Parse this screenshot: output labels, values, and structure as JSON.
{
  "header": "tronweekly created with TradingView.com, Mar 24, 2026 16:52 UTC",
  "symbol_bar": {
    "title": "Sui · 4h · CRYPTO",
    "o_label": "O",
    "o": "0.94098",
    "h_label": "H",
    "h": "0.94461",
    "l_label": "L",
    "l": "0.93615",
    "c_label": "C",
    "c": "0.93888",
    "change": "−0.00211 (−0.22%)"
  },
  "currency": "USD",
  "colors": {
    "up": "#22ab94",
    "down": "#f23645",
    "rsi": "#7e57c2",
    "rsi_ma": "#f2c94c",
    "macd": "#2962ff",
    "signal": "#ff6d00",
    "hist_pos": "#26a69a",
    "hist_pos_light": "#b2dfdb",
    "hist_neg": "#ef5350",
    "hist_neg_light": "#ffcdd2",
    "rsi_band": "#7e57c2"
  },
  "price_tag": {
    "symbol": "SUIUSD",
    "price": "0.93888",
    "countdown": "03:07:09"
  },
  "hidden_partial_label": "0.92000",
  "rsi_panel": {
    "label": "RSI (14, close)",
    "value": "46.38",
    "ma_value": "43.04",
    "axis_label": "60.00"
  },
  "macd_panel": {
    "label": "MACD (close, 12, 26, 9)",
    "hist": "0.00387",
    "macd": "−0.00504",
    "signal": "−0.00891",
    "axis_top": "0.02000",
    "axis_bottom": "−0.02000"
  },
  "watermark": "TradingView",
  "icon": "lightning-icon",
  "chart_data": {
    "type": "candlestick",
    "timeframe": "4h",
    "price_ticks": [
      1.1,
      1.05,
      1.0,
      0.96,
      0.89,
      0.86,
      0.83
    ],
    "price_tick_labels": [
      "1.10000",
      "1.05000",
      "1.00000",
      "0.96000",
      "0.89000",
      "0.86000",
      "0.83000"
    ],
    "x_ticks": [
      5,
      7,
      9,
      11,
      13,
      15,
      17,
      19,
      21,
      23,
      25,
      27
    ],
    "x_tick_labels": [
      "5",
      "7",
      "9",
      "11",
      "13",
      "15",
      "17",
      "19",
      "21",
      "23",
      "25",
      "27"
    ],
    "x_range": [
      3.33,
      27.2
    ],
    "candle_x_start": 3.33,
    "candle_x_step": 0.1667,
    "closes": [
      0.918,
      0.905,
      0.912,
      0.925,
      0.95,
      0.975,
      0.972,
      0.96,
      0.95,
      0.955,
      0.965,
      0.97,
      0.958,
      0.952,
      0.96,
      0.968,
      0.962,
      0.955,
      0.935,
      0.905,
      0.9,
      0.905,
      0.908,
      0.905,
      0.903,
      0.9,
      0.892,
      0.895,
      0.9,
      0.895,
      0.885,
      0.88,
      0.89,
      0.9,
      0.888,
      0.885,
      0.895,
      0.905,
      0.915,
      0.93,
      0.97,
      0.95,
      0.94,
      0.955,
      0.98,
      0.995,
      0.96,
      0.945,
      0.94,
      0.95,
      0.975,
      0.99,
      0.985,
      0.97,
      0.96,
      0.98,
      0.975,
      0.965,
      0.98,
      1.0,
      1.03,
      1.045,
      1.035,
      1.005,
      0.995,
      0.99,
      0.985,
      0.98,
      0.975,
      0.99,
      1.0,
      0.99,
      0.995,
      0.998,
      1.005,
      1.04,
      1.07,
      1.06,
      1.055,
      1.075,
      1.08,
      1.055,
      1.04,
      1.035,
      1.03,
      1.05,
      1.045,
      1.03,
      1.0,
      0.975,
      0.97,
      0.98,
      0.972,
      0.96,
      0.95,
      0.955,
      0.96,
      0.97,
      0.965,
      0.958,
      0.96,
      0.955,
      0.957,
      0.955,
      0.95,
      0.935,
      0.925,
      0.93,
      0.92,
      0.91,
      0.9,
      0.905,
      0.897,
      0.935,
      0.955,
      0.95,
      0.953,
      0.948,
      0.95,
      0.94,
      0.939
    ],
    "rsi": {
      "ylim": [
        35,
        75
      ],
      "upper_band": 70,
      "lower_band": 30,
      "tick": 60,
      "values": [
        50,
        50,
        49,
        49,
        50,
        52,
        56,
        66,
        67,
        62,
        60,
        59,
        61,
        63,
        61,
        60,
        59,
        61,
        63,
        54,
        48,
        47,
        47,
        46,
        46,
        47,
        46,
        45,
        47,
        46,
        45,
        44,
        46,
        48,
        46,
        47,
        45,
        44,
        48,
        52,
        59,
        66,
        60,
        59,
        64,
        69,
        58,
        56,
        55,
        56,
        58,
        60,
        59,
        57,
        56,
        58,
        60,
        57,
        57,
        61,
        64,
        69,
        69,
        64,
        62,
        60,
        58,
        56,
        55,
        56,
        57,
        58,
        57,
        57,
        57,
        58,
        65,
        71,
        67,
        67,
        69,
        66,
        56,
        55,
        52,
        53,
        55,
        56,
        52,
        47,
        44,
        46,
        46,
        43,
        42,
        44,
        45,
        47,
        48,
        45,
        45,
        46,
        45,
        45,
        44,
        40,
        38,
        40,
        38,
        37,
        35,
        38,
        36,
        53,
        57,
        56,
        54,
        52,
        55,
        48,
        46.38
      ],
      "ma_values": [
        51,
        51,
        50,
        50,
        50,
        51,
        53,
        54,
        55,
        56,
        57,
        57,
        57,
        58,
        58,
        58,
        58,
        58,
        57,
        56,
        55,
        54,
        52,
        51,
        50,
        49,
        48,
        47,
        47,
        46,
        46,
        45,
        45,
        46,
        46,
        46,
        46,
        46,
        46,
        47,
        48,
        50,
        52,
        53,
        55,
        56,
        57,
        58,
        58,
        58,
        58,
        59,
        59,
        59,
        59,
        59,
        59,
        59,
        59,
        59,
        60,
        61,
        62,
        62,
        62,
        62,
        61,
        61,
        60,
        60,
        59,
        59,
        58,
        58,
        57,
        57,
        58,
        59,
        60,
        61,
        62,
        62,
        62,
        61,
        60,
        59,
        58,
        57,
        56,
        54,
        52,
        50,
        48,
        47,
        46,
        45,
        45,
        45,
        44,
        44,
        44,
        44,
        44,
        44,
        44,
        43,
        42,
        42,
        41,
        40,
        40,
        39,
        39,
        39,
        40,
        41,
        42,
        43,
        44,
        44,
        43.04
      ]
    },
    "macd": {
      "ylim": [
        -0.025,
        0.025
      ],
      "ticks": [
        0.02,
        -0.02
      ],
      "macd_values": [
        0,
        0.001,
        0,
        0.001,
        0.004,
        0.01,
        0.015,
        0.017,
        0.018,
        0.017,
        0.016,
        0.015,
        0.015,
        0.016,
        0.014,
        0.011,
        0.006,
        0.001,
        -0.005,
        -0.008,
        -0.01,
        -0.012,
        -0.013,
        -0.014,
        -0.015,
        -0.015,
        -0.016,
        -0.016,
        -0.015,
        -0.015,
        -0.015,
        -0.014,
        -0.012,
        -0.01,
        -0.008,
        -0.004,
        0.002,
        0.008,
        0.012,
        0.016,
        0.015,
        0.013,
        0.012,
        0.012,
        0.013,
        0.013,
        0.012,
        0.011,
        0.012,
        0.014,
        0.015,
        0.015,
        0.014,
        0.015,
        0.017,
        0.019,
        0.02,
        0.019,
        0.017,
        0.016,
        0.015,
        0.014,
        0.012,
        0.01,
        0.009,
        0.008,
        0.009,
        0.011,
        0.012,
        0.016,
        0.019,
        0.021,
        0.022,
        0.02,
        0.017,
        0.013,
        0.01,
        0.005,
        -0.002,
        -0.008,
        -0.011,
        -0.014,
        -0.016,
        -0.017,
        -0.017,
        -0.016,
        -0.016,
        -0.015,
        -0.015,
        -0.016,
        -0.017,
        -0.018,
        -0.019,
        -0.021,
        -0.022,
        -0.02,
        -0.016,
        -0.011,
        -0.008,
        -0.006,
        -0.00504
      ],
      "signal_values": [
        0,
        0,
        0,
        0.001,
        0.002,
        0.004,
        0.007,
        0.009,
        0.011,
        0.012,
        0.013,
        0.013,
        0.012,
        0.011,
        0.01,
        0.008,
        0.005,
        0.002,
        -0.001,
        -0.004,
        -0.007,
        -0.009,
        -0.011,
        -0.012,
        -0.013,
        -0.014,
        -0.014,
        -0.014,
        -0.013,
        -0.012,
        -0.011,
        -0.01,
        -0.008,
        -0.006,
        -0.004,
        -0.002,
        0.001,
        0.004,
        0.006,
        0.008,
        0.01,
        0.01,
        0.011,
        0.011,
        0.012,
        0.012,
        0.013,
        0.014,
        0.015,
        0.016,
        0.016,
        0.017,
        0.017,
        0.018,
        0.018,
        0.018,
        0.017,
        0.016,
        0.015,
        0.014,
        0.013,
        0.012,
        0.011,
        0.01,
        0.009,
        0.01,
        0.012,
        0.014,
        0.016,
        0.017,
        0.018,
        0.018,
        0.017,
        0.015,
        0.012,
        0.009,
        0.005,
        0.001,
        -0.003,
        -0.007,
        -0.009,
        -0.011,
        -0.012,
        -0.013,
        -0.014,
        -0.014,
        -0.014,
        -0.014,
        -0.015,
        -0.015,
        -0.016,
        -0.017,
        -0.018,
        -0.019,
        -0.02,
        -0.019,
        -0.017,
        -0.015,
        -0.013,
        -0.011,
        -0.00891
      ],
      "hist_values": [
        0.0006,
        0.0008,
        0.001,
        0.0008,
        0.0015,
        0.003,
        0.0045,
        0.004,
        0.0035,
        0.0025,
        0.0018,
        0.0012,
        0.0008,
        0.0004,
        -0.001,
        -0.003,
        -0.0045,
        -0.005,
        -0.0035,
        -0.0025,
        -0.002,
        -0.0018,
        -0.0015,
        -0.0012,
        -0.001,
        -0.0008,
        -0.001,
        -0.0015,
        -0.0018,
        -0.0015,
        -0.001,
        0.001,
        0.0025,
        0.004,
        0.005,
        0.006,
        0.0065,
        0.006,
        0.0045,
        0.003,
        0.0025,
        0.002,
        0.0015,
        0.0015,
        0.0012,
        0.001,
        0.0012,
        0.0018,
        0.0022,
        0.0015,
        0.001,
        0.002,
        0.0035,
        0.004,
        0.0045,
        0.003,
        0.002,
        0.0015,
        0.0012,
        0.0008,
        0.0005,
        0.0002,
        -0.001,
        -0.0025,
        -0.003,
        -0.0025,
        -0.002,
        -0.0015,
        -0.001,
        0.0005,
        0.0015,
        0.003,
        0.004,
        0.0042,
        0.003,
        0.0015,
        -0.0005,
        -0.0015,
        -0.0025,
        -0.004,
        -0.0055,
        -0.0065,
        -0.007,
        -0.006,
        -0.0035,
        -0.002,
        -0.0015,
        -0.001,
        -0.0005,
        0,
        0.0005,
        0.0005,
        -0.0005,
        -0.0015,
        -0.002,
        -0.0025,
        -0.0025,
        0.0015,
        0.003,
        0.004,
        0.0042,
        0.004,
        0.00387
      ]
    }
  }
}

☆ ☆ ☆ ☆ ☆ ☆ ☆

EXERCISE DETAILS
Count the lines in the records above that hold the word "TradingView", and give only that number.

EXERCISE SOLUTION
2